# START OF Records for this task

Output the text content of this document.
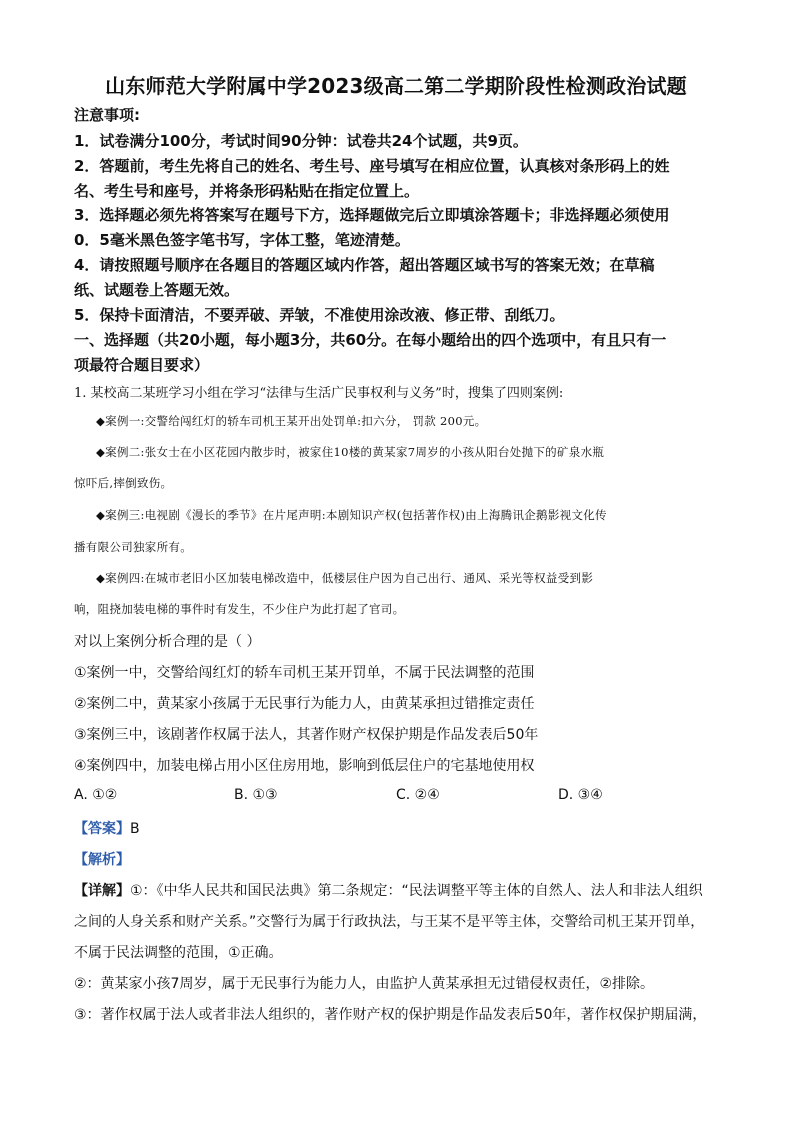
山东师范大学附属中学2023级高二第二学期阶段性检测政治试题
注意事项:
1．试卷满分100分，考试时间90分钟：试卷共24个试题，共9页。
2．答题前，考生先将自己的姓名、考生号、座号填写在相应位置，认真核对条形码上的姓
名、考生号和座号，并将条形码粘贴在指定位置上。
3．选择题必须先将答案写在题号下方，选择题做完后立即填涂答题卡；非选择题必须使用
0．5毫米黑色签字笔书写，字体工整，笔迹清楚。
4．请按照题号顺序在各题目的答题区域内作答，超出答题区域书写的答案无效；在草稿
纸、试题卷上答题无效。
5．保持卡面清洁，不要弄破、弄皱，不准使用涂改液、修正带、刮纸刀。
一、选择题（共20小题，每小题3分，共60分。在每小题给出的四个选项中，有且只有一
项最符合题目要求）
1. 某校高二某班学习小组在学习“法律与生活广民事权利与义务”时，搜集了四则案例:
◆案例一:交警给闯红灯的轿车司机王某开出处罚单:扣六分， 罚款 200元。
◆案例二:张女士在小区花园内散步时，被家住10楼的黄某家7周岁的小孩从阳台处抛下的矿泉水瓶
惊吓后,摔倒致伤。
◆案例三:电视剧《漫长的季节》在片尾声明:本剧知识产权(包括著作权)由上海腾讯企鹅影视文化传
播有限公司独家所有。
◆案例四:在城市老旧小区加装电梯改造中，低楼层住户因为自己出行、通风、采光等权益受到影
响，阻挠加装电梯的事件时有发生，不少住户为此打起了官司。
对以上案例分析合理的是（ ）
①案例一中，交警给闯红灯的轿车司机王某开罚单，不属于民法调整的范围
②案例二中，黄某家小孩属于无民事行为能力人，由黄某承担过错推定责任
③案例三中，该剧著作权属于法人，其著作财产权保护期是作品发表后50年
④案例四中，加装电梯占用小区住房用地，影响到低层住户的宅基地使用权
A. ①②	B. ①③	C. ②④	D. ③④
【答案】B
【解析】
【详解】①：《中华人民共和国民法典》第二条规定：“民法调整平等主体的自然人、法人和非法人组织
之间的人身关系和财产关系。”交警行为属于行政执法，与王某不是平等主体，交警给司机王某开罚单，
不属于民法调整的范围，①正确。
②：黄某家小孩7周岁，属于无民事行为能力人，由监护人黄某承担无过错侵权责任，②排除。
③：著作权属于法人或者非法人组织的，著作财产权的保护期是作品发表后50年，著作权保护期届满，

# END OF Records for this task
# START OF Records for this task

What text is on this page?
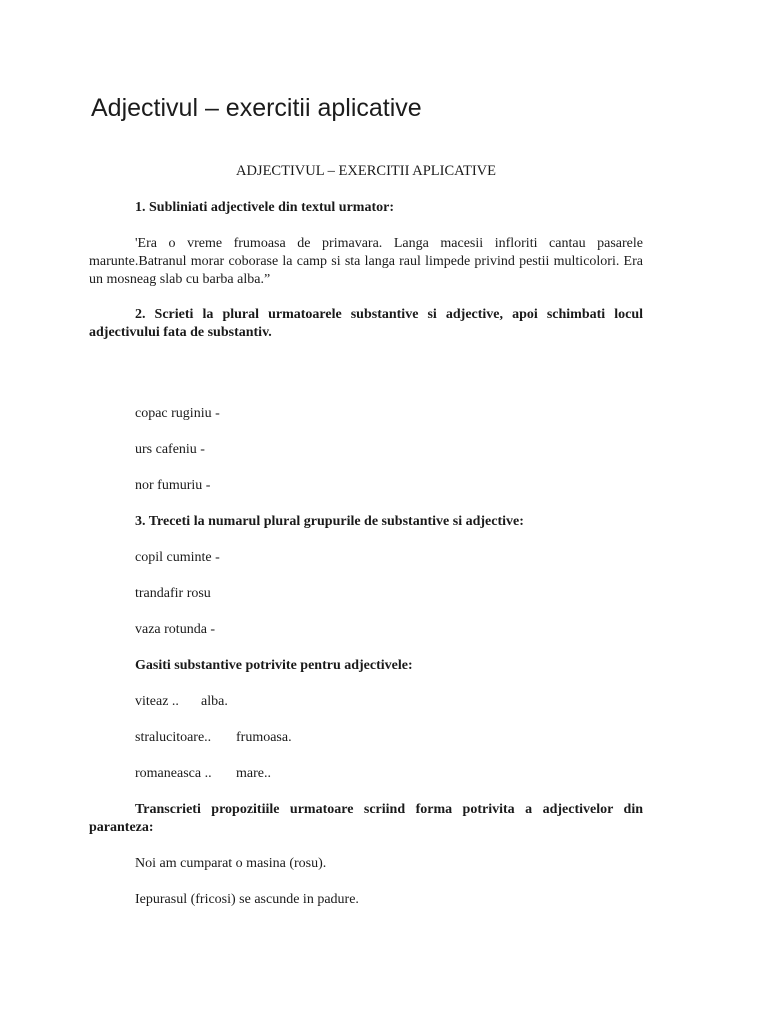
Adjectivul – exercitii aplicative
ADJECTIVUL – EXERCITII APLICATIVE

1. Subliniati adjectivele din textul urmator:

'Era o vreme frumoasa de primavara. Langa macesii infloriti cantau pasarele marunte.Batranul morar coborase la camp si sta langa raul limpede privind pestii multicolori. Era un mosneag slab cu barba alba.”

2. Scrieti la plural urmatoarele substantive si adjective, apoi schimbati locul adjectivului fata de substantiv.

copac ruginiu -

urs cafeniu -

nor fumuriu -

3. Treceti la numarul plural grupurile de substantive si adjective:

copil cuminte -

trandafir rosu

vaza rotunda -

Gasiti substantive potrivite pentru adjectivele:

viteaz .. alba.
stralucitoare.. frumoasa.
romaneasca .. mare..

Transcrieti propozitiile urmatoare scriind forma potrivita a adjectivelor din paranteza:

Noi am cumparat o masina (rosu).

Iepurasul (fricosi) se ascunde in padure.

# END OF Records for this task
# START OF Records for this task

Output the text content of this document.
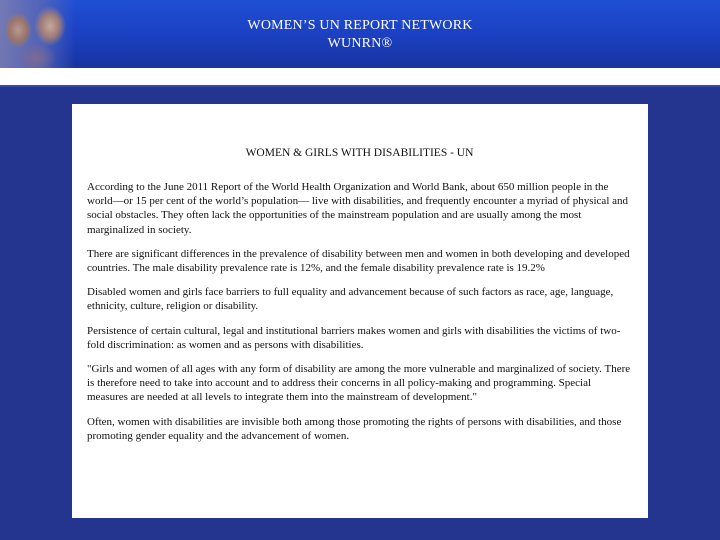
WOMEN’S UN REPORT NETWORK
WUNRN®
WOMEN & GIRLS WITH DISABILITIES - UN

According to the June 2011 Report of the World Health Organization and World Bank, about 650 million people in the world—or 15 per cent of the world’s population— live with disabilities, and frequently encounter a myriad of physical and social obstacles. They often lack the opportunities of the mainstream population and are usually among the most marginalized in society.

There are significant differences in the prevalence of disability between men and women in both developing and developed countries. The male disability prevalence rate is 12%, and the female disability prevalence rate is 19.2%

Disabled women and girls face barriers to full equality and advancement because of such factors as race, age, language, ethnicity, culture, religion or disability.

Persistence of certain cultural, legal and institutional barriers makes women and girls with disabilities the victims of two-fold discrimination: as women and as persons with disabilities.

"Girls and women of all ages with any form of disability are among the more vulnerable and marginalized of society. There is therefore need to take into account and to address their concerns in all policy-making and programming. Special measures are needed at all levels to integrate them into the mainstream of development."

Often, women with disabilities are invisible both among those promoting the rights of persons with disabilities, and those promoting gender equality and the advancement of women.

# END OF Records for this task

#### What you are asked to do:
Gather each line that holds "mainstream".

#### The response:
According to the June 2011 Report of the World Health Organization and World Bank, about 650 million people in the world—or 15 per cent of the world’s population— live with disabilities, and frequently encounter a myriad of physical and social obstacles. They often lack the opportunities of the mainstream population and are usually among the most marginalized in society.
"Girls and women of all ages with any form of disability are among the more vulnerable and marginalized of society. There is therefore need to take into account and to address their concerns in all policy-making and programming. Special measures are needed at all levels to integrate them into the mainstream of development."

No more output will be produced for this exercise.